**Job:**
Return all lines from the listing below in which the string "测试信号" occurs.
◆ ◆ ◆ ◆ ◆
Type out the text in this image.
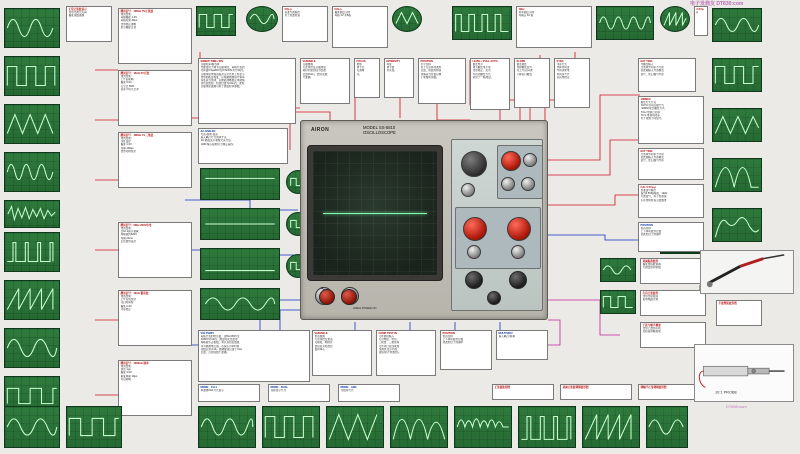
测试信号：10KHz 5V正弦波
测试结果：
每格幅度 1.0V
每格时间 20μs
波形稳定清晰
显示幅度正常
测试信号：1KHz 5V方波
测试结果：
上升沿陡峭
幅度 5.0V
占空比 50%
顶部平坦无过冲
测试信号：10KHz 1V三角波
测试结果：
线性良好
幅度 1.0V
周期 100μs
波形对称性好
测试信号：50Hz 220V市电
测试结果：
经10:1探头衰减
峰峰值约620V
周期 20ms
正弦波形良好
测试信号：1KHz 锯齿波
测试结果：
上升沿线性好
回扫时间短
幅度 2.0V
同步稳定
测试信号：100KHz 脉冲
测试结果：
脉宽 1μs
幅度 3.0V
重复周期 10μs
边沿陡峭
SWEEP TIME / DIV
扫描时间/格选择
此旋钮用于调节扫描速度，每格代表的
时间由0.5μs/DIV至0.5s/DIV共分21挡。
扫描速度快慢直接决定荧光屏上所显示
波形的疏密程度，应根据被测信号频率
高低适当选择，以便能清晰稳定地观察
到所需波形。校准位置为CAL挡，此时
扫描速度准确可用于测量时间参数。
AC-GND-DC
交流-接地-直流
输入耦合方式选择开关
AC:隔直流只观察交流分量;
GND:输入接地用于确定基线;
VOLTS/DIV
每格代表的电压值，由5mV/DIV至
5V/DIV共12挡。测量时读出波形
峰峰值所占格数，乘以该挡位数值
即为被测电压值。若探头为10:1则
读数应乘以10。微调旋钮应置于CAL
位置，否则读数不准确。
VARIABLE
扫描微调
可连续改变扫描速度
顺时针旋到底为校准
位置(CAL)，此时读数
才准确。
FOCUS
聚焦
调节光
点清晰
度。
INTENSITY
辉度
调节波
形亮度。
POSITION
水平位移
用于左右移动波形
位置，使波形移到
屏幕适当位置以便
于观察和读数。
LEVEL / PULL AUTO
触发电平
调节触发电平使
波形稳定；拉出
为自动触发方式
常用于一般测量。
SLOPE
触发极性
选择触发信号
的上升沿(+)或
下降沿(-)触发
SYNC
同步方式
选择内同步
外同步或电
源同步方式
以获得稳定
EXT TRIG
外触发输入
当选择外同步方式时
由此端输入外部触发
信号，使扫描与外部
10MSEC
触发方式开关
AUTO:自动扫描方式
NORM:常态触发方式
TV-H:电视行同步
TV-V:电视场同步
用于观察不同信号。
EXT TRIG
当选择外同步方式时
由此端输入外部触发
信号，使扫描与外部
CAL 0.5Vp-p
校准信号输出
输出0.5V峰峰值、1kHz
方波信号，用于校准探
头补偿和检查示波器垂
POSITION
垂直位移
上下移动波形位置
使波形位于屏幕中
衰减振荡波形
幅度按指数衰减
可测量时间常数
失真正弦波形
波形出现削顶
说明电路过载
干扰与噪声叠加
波形上叠加毛刺
需检查屏蔽接地
2Vp-p
标准方波输出
用于校准检查
5Vp-p
幅度测量示例
每格 1V 共5格
1kHz
频率测量示例
周期占 10 格
0.5Vp-p
正常正弦波显示
波形光滑无失真
幅度读数准确
AIRON	MODEL SS-5810
OSCILLOSCOPE
22MHz POWER ON
VARIABLE
垂直微调
可连续改变垂直
灵敏度，顺时针
旋到底为校准位
置(CAL)。
COMP TEST IN
元件测试输入
可对电阻、电容、
二极管、三极管等
元件进行在线或离
线测试,显示特性
曲线(李沙育图形)。
POSITION
垂直位移
上下移动波形位置
使波形位于屏幕中
MULTI5/DIV
输入耦合/衰减
MODE：CH-1
单通道CH1方式显示
MODE：DUAL
双踪显示方式
MODE：ADD
代数和方式
正弦波波形图	衰减正弦波调制波形图	调幅不正常调制波形图
半波整流波形图
10:1 PROBE
电子发烧友 DT830:com
DT830:com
◆ ◆ ◆ ◆ ◆
**Response to the task:**
测试信号：10KHz 5V正弦波
测试信号：1KHz 5V方波
测试信号：10KHz 1V三角波
测试信号：50Hz 220V市电
测试信号：1KHz 锯齿波
测试信号：100KHz 脉冲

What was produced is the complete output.